### Written request
Which lines below hold the word "English"? Copy all of them.

☆ ☆ ☆ ☆ ☆ ☆ ☆

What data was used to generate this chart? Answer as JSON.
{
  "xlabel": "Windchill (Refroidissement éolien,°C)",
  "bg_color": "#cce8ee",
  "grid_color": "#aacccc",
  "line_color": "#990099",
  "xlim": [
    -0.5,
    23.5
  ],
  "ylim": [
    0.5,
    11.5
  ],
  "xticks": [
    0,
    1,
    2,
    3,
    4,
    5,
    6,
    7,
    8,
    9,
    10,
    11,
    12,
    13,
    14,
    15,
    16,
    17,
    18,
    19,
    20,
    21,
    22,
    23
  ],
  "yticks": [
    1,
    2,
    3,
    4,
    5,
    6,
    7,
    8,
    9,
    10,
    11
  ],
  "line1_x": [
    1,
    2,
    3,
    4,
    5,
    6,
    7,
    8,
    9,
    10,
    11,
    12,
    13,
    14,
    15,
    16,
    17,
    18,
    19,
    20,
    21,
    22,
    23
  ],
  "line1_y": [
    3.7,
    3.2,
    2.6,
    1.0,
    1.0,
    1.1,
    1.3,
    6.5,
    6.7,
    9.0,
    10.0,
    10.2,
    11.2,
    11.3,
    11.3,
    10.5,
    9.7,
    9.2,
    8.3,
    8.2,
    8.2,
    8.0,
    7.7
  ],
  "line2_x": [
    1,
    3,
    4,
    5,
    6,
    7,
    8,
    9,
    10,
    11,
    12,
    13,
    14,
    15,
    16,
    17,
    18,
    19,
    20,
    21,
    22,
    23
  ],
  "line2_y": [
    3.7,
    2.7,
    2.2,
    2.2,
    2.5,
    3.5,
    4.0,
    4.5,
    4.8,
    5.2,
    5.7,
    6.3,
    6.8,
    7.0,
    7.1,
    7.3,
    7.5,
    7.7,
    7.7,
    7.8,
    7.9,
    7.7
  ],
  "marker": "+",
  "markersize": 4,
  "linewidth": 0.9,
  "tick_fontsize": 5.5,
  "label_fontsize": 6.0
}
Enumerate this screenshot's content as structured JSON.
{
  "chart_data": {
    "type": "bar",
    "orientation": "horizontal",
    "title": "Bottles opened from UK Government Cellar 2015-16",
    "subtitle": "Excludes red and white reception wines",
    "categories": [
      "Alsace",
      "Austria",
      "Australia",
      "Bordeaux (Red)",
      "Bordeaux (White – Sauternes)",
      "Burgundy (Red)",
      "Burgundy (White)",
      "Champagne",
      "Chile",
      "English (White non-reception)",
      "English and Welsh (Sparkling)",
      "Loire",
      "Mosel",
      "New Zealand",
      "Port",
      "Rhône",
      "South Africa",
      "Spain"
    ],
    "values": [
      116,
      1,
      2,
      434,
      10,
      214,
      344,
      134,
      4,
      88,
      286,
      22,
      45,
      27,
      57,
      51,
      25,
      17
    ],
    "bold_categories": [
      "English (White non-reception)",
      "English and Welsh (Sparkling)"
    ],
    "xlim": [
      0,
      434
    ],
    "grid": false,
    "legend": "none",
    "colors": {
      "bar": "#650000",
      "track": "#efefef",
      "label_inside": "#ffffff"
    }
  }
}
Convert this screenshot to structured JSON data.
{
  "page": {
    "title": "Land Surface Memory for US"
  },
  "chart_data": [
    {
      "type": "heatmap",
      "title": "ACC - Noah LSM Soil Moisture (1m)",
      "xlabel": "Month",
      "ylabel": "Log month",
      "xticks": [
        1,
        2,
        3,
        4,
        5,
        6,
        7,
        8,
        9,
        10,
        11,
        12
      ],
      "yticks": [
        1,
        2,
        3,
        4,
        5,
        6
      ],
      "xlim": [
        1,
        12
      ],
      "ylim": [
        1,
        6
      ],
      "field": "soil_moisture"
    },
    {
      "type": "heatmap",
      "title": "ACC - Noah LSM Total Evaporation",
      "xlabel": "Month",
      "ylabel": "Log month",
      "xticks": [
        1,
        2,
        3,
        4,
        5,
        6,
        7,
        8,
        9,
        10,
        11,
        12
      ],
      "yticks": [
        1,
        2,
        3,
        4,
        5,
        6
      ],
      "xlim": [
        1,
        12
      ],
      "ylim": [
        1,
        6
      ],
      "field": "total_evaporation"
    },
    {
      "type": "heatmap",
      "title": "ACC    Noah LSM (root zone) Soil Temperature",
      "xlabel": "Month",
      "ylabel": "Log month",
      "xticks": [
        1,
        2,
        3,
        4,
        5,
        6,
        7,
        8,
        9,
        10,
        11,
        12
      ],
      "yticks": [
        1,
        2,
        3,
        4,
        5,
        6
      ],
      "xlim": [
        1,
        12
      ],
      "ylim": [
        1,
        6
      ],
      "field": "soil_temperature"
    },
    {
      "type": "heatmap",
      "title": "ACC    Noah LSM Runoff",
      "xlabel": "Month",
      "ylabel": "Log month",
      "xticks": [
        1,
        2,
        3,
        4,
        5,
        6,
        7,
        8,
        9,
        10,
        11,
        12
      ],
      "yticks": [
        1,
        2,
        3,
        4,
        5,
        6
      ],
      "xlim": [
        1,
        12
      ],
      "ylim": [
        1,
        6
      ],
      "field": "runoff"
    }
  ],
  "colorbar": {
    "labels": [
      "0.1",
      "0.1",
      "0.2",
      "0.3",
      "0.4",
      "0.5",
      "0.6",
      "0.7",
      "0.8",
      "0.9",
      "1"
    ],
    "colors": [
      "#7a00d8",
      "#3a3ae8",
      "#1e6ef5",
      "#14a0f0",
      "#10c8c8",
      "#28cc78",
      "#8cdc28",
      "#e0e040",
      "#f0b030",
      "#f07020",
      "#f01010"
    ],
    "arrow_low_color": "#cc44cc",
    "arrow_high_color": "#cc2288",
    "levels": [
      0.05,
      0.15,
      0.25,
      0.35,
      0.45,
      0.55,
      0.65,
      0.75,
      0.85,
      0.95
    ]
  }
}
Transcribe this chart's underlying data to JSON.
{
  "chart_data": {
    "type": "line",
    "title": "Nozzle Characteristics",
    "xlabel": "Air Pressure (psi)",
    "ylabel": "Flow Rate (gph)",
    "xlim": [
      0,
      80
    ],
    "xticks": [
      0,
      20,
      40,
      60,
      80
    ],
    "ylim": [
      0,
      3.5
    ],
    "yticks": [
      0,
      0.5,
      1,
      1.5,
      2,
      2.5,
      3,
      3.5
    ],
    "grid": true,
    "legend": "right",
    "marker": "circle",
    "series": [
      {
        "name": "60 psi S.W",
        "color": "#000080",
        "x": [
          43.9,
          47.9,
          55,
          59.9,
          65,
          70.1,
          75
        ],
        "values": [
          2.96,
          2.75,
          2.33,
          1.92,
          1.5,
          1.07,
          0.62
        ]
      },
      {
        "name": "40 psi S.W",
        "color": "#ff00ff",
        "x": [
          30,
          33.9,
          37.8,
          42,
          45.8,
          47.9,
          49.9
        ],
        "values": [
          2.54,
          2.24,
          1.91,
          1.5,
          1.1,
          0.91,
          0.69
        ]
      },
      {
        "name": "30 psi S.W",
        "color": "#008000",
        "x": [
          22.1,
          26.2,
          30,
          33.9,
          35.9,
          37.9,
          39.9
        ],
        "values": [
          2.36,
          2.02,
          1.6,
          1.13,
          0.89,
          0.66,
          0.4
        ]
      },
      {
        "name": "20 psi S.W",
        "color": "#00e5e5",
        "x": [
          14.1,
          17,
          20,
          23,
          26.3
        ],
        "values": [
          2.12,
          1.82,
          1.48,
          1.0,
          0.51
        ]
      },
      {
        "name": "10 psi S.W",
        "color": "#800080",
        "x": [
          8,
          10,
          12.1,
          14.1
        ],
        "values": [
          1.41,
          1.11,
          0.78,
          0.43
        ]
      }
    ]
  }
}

☆ ☆ ☆ ☆ ☆ ☆ ☆

### Response to the exercise
      "English (White non-reception)",
      "English and Welsh (Sparkling)",
      "English (White non-reception)",
      "English and Welsh (Sparkling)"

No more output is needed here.